WORK REQUIRED → In the records below, locate the line containing "Read all visible", then extract it and all following lines exactly, ending with the last line.

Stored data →

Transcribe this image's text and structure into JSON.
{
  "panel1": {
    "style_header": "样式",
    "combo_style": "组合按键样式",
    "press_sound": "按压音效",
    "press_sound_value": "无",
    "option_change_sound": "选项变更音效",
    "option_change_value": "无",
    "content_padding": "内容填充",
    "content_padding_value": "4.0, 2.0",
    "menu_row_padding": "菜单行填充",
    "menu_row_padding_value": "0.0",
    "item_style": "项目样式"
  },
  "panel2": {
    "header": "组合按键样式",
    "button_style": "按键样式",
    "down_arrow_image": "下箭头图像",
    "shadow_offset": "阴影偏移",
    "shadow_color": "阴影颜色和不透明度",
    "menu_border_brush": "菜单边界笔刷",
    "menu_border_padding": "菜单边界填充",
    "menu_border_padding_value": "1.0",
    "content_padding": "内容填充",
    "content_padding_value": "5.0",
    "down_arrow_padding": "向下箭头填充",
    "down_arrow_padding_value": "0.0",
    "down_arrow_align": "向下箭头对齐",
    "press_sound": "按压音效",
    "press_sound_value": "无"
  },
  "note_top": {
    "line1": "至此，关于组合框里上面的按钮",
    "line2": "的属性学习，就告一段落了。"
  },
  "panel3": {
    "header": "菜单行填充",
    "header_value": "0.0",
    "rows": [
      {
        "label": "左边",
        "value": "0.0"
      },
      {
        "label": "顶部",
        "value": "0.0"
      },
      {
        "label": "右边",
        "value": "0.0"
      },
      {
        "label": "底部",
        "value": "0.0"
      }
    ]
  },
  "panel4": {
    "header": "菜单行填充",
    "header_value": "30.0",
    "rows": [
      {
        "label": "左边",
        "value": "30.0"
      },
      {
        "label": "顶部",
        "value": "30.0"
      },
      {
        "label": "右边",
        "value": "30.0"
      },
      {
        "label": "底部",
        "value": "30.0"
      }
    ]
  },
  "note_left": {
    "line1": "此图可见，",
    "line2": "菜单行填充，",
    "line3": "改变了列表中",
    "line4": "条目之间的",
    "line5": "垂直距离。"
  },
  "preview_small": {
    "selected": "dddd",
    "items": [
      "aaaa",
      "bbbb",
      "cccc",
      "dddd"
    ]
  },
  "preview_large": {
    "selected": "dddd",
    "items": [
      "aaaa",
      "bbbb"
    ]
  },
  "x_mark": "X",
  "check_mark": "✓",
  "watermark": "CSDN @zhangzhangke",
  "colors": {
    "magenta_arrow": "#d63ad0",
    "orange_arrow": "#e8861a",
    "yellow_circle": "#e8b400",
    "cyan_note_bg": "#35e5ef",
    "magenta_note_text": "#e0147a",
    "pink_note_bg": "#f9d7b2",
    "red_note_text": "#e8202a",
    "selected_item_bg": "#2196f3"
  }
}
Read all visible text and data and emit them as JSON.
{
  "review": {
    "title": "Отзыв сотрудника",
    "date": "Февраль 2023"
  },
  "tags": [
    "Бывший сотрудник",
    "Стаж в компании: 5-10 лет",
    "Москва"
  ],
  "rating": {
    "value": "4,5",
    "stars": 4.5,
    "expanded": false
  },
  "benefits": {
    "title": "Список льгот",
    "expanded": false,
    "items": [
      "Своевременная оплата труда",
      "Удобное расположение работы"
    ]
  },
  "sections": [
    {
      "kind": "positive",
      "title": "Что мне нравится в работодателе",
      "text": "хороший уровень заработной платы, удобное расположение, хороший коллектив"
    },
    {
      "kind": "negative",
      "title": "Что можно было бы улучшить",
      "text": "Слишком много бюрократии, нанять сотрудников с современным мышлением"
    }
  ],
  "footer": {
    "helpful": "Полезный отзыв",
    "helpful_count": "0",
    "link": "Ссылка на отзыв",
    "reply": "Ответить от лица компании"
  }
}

COMPLETE OUTPUT →
Read all visible text and data and emit them as JSON.
{
  "review": {
    "title": "Отзыв сотрудника",
    "date": "Февраль 2023"
  },
  "tags": [
    "Бывший сотрудник",
    "Стаж в компании: 5-10 лет",
    "Москва"
  ],
  "rating": {
    "value": "4,5",
    "stars": 4.5,
    "expanded": false
  },
  "benefits": {
    "title": "Список льгот",
    "expanded": false,
    "items": [
      "Своевременная оплата труда",
      "Удобное расположение работы"
    ]
  },
  "sections": [
    {
      "kind": "positive",
      "title": "Что мне нравится в работодателе",
      "text": "хороший уровень заработной платы, удобное расположение, хороший коллектив"
    },
    {
      "kind": "negative",
      "title": "Что можно было бы улучшить",
      "text": "Слишком много бюрократии, нанять сотрудников с современным мышлением"
    }
  ],
  "footer": {
    "helpful": "Полезный отзыв",
    "helpful_count": "0",
    "link": "Ссылка на отзыв",
    "reply": "Ответить от лица компании"
  }
}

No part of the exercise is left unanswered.